THE REQUEST: Pick out and copy every line below that has the word "this".

AVAILABLE DATA:
+++++
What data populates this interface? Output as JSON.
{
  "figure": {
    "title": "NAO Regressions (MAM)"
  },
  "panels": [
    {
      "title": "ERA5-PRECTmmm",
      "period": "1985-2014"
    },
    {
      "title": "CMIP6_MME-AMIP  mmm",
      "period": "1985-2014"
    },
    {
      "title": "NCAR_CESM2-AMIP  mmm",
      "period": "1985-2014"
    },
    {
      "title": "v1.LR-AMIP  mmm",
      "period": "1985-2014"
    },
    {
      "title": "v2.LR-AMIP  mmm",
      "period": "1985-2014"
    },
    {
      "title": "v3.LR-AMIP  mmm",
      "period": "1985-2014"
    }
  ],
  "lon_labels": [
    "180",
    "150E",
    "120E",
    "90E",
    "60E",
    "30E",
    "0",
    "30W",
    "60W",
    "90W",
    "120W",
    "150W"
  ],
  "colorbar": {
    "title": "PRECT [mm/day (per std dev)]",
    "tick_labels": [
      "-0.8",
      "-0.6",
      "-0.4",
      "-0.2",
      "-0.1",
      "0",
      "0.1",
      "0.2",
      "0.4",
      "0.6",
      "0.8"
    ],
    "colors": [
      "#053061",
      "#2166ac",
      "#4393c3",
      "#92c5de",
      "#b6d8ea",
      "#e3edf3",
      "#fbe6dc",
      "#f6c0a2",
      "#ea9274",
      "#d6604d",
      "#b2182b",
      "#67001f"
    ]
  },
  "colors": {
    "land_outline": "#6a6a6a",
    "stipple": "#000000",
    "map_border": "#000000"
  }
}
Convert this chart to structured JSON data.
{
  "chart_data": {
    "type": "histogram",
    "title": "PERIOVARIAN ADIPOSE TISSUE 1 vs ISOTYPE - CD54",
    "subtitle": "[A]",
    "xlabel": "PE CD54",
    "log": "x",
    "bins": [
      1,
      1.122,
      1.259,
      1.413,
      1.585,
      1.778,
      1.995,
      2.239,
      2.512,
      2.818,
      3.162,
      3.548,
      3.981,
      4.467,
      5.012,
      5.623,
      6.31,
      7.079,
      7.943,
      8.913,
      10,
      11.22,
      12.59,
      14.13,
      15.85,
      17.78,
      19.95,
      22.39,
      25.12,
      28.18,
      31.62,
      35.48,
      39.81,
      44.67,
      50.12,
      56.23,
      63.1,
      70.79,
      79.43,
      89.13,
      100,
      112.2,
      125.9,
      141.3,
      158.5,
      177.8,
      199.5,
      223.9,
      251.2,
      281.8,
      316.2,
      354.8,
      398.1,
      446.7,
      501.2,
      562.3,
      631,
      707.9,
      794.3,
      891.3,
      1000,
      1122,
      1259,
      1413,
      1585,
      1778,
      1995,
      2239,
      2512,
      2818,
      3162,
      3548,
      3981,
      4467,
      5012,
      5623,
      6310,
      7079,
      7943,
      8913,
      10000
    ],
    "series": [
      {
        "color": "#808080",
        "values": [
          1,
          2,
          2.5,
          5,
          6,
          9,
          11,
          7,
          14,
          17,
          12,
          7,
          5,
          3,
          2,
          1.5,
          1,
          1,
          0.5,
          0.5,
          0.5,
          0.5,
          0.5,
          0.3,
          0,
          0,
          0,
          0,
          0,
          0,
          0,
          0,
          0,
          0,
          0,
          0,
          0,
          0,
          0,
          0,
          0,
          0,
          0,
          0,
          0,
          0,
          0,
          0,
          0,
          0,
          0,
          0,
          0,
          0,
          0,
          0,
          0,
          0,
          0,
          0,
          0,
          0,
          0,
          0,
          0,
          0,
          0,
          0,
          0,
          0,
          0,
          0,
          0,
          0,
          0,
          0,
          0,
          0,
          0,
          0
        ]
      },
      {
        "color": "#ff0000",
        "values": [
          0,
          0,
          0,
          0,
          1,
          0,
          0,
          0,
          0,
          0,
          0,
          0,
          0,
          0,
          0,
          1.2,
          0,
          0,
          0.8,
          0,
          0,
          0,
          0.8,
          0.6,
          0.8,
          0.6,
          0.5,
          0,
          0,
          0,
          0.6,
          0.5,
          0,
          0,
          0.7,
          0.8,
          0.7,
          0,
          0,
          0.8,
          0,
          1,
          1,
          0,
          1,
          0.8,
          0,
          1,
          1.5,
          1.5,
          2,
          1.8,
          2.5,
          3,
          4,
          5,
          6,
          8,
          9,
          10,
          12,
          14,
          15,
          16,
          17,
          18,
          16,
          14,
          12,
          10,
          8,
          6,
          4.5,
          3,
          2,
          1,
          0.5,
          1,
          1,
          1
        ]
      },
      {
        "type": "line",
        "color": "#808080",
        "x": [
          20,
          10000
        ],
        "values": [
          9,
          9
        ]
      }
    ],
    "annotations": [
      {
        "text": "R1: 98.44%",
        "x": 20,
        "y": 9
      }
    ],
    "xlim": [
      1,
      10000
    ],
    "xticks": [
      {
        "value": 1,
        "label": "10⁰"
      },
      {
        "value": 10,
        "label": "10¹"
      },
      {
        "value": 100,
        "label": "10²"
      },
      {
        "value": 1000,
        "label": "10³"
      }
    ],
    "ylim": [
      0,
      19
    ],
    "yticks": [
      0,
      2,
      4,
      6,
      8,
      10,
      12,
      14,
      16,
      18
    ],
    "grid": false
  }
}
+++++
WRITTEN RESPONSE:
What data populates this interface? Output as JSON.
Convert this chart to structured JSON data.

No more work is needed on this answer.